** Start **

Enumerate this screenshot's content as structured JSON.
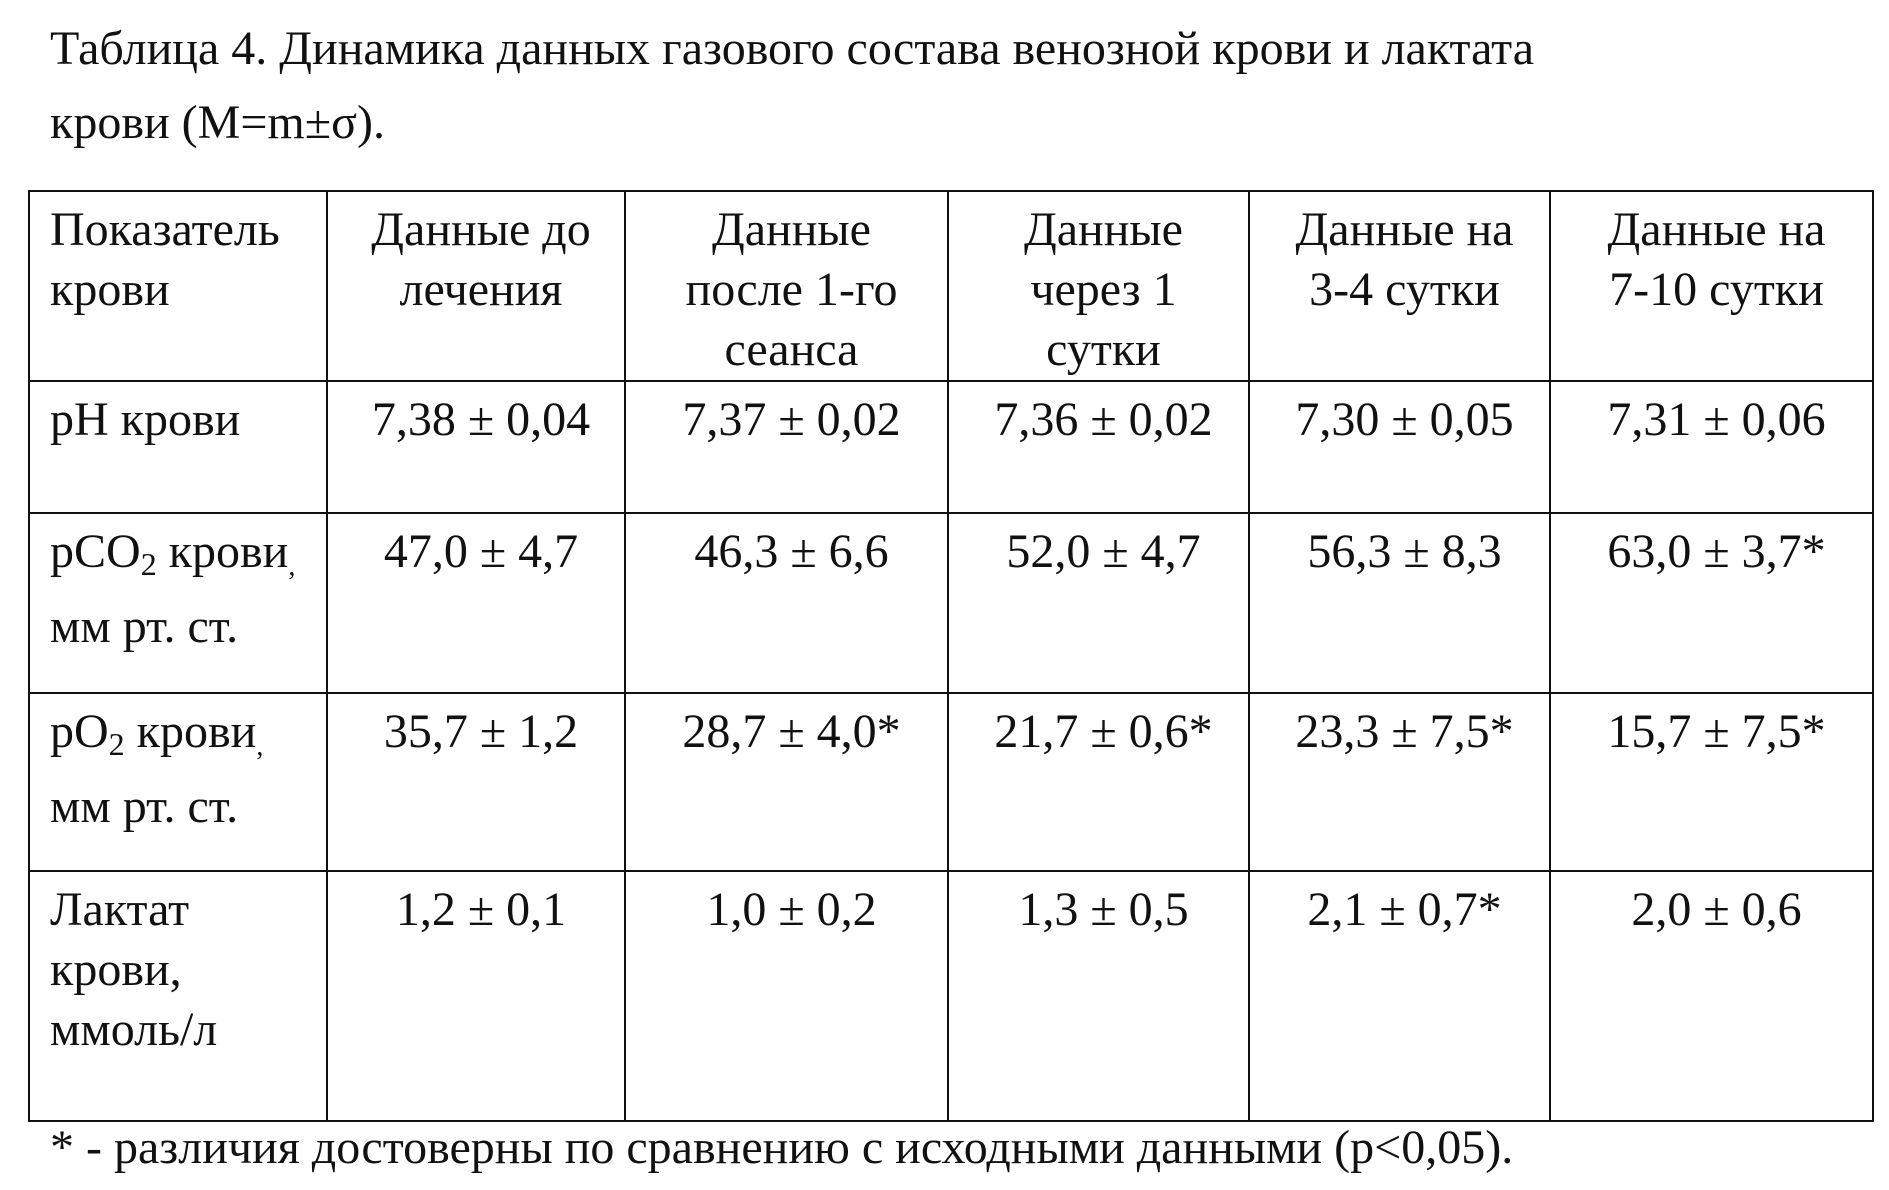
{
  "caption": {
    "line1": "Таблица 4.  Динамика данных  газового состава венозной крови и лактата",
    "line2": "крови (M=m±σ)."
  },
  "table": {
    "headers": [
      [
        "Показатель",
        "крови"
      ],
      [
        "Данные до",
        "лечения"
      ],
      [
        "Данные",
        "после 1-го",
        "сеанса"
      ],
      [
        "Данные",
        "через 1",
        "сутки"
      ],
      [
        "Данные на",
        "3-4 сутки"
      ],
      [
        "Данные на",
        "7-10 сутки"
      ]
    ],
    "rows": [
      {
        "label_a": "pH крови",
        "values": [
          "7,38 ± 0,04",
          "7,37 ± 0,02",
          "7,36 ± 0,02",
          "7,30 ± 0,05",
          "7,31 ± 0,06"
        ]
      },
      {
        "label_a": "pCO",
        "label_sub": "2",
        "label_b": " крови",
        "label_comma": ",",
        "label_c": "мм рт. ст.",
        "values": [
          "47,0 ± 4,7",
          "46,3 ± 6,6",
          "52,0 ± 4,7",
          "56,3 ± 8,3",
          "63,0 ± 3,7*"
        ]
      },
      {
        "label_a": "pO",
        "label_sub": "2",
        "label_b": " крови",
        "label_comma": ",",
        "label_c": "мм рт. ст.",
        "values": [
          "35,7 ± 1,2",
          "28,7 ± 4,0*",
          "21,7 ± 0,6*",
          "23,3 ± 7,5*",
          "15,7 ± 7,5*"
        ]
      },
      {
        "label_lines": [
          "Лактат",
          "крови,",
          "ммоль/л"
        ],
        "values": [
          "1,2 ± 0,1",
          "1,0 ± 0,2",
          "1,3 ± 0,5",
          "2,1 ± 0,7*",
          "2,0 ± 0,6"
        ]
      }
    ]
  },
  "footnote": "*  - различия достоверны по сравнению с исходными данными (p<0,05)."
}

** End **

• _AIM OF THE TASK_
Transcribe the full listing above exactly as it stands, minus the pictures.

• _SOLUTION TO THIS EXERCISE_
Enumerate this screenshot's content as structured JSON.
{
  "caption": {
    "line1": "Таблица 4.  Динамика данных  газового состава венозной крови и лактата",
    "line2": "крови (M=m±σ)."
  },
  "table": {
    "headers": [
      [
        "Показатель",
        "крови"
      ],
      [
        "Данные до",
        "лечения"
      ],
      [
        "Данные",
        "после 1-го",
        "сеанса"
      ],
      [
        "Данные",
        "через 1",
        "сутки"
      ],
      [
        "Данные на",
        "3-4 сутки"
      ],
      [
        "Данные на",
        "7-10 сутки"
      ]
    ],
    "rows": [
      {
        "label_a": "pH крови",
        "values": [
          "7,38 ± 0,04",
          "7,37 ± 0,02",
          "7,36 ± 0,02",
          "7,30 ± 0,05",
          "7,31 ± 0,06"
        ]
      },
      {
        "label_a": "pCO",
        "label_sub": "2",
        "label_b": " крови",
        "label_comma": ",",
        "label_c": "мм рт. ст.",
        "values": [
          "47,0 ± 4,7",
          "46,3 ± 6,6",
          "52,0 ± 4,7",
          "56,3 ± 8,3",
          "63,0 ± 3,7*"
        ]
      },
      {
        "label_a": "pO",
        "label_sub": "2",
        "label_b": " крови",
        "label_comma": ",",
        "label_c": "мм рт. ст.",
        "values": [
          "35,7 ± 1,2",
          "28,7 ± 4,0*",
          "21,7 ± 0,6*",
          "23,3 ± 7,5*",
          "15,7 ± 7,5*"
        ]
      },
      {
        "label_lines": [
          "Лактат",
          "крови,",
          "ммоль/л"
        ],
        "values": [
          "1,2 ± 0,1",
          "1,0 ± 0,2",
          "1,3 ± 0,5",
          "2,1 ± 0,7*",
          "2,0 ± 0,6"
        ]
      }
    ]
  },
  "footnote": "*  - различия достоверны по сравнению с исходными данными (p<0,05)."
}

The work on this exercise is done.